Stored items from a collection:

— begin —

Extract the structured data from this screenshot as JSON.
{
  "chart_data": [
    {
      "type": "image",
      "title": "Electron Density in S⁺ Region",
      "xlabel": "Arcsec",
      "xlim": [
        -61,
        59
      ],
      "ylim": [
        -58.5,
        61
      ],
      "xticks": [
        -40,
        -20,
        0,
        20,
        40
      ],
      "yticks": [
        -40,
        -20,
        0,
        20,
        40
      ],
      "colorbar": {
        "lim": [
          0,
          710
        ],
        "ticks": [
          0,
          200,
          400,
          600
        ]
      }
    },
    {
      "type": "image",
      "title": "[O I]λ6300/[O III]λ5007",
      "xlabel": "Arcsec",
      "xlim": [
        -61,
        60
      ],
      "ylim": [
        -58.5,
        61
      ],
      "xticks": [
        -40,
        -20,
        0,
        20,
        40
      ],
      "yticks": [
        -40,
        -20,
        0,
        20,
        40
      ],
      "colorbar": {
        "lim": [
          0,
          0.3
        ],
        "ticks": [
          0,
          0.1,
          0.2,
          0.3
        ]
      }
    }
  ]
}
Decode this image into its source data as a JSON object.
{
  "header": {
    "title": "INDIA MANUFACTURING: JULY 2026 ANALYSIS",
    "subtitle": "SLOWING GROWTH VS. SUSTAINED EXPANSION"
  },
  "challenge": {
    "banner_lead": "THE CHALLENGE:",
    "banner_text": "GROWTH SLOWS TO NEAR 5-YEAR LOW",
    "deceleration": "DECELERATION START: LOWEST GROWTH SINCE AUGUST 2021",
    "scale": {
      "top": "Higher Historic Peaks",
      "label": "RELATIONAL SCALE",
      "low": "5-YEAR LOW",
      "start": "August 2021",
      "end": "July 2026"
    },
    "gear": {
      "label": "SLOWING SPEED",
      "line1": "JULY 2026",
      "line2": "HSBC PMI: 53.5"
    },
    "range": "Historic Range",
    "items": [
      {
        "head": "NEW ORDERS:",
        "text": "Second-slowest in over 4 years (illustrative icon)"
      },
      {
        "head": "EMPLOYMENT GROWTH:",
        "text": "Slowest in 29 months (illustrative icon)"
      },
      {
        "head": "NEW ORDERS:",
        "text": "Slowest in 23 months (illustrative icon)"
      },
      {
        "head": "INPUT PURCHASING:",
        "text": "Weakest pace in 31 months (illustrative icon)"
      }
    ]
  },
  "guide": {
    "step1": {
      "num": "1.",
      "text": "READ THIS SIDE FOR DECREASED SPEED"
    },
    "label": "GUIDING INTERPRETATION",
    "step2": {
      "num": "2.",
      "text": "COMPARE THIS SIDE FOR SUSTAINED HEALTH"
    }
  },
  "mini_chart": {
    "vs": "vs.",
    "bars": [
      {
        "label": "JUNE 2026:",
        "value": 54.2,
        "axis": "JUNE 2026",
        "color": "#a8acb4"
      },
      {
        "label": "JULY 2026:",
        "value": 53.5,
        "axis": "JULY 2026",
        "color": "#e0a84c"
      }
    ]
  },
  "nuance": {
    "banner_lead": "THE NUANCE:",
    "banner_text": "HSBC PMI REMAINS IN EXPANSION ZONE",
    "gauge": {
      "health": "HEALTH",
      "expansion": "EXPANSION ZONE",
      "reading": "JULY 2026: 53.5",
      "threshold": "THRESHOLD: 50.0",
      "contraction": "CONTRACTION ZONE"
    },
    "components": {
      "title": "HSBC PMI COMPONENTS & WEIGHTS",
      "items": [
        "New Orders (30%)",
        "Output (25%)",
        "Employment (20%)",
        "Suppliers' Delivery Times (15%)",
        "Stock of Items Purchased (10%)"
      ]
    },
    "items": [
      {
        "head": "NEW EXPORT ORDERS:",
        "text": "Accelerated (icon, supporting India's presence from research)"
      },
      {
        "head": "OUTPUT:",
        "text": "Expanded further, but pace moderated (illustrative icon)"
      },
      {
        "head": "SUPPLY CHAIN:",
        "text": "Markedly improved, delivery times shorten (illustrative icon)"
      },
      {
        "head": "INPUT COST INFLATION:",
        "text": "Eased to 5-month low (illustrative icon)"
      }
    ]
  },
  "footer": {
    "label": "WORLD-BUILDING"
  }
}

— end —

• [Directions] Each line of the material must be restated exactly.

• [Task answer]
Extract the structured data from this screenshot as JSON.
{
  "chart_data": [
    {
      "type": "image",
      "title": "Electron Density in S⁺ Region",
      "xlabel": "Arcsec",
      "xlim": [
        -61,
        59
      ],
      "ylim": [
        -58.5,
        61
      ],
      "xticks": [
        -40,
        -20,
        0,
        20,
        40
      ],
      "yticks": [
        -40,
        -20,
        0,
        20,
        40
      ],
      "colorbar": {
        "lim": [
          0,
          710
        ],
        "ticks": [
          0,
          200,
          400,
          600
        ]
      }
    },
    {
      "type": "image",
      "title": "[O I]λ6300/[O III]λ5007",
      "xlabel": "Arcsec",
      "xlim": [
        -61,
        60
      ],
      "ylim": [
        -58.5,
        61
      ],
      "xticks": [
        -40,
        -20,
        0,
        20,
        40
      ],
      "yticks": [
        -40,
        -20,
        0,
        20,
        40
      ],
      "colorbar": {
        "lim": [
          0,
          0.3
        ],
        "ticks": [
          0,
          0.1,
          0.2,
          0.3
        ]
      }
    }
  ]
}
Decode this image into its source data as a JSON object.
{
  "header": {
    "title": "INDIA MANUFACTURING: JULY 2026 ANALYSIS",
    "subtitle": "SLOWING GROWTH VS. SUSTAINED EXPANSION"
  },
  "challenge": {
    "banner_lead": "THE CHALLENGE:",
    "banner_text": "GROWTH SLOWS TO NEAR 5-YEAR LOW",
    "deceleration": "DECELERATION START: LOWEST GROWTH SINCE AUGUST 2021",
    "scale": {
      "top": "Higher Historic Peaks",
      "label": "RELATIONAL SCALE",
      "low": "5-YEAR LOW",
      "start": "August 2021",
      "end": "July 2026"
    },
    "gear": {
      "label": "SLOWING SPEED",
      "line1": "JULY 2026",
      "line2": "HSBC PMI: 53.5"
    },
    "range": "Historic Range",
    "items": [
      {
        "head": "NEW ORDERS:",
        "text": "Second-slowest in over 4 years (illustrative icon)"
      },
      {
        "head": "EMPLOYMENT GROWTH:",
        "text": "Slowest in 29 months (illustrative icon)"
      },
      {
        "head": "NEW ORDERS:",
        "text": "Slowest in 23 months (illustrative icon)"
      },
      {
        "head": "INPUT PURCHASING:",
        "text": "Weakest pace in 31 months (illustrative icon)"
      }
    ]
  },
  "guide": {
    "step1": {
      "num": "1.",
      "text": "READ THIS SIDE FOR DECREASED SPEED"
    },
    "label": "GUIDING INTERPRETATION",
    "step2": {
      "num": "2.",
      "text": "COMPARE THIS SIDE FOR SUSTAINED HEALTH"
    }
  },
  "mini_chart": {
    "vs": "vs.",
    "bars": [
      {
        "label": "JUNE 2026:",
        "value": 54.2,
        "axis": "JUNE 2026",
        "color": "#a8acb4"
      },
      {
        "label": "JULY 2026:",
        "value": 53.5,
        "axis": "JULY 2026",
        "color": "#e0a84c"
      }
    ]
  },
  "nuance": {
    "banner_lead": "THE NUANCE:",
    "banner_text": "HSBC PMI REMAINS IN EXPANSION ZONE",
    "gauge": {
      "health": "HEALTH",
      "expansion": "EXPANSION ZONE",
      "reading": "JULY 2026: 53.5",
      "threshold": "THRESHOLD: 50.0",
      "contraction": "CONTRACTION ZONE"
    },
    "components": {
      "title": "HSBC PMI COMPONENTS & WEIGHTS",
      "items": [
        "New Orders (30%)",
        "Output (25%)",
        "Employment (20%)",
        "Suppliers' Delivery Times (15%)",
        "Stock of Items Purchased (10%)"
      ]
    },
    "items": [
      {
        "head": "NEW EXPORT ORDERS:",
        "text": "Accelerated (icon, supporting India's presence from research)"
      },
      {
        "head": "OUTPUT:",
        "text": "Expanded further, but pace moderated (illustrative icon)"
      },
      {
        "head": "SUPPLY CHAIN:",
        "text": "Markedly improved, delivery times shorten (illustrative icon)"
      },
      {
        "head": "INPUT COST INFLATION:",
        "text": "Eased to 5-month low (illustrative icon)"
      }
    ]
  },
  "footer": {
    "label": "WORLD-BUILDING"
  }
}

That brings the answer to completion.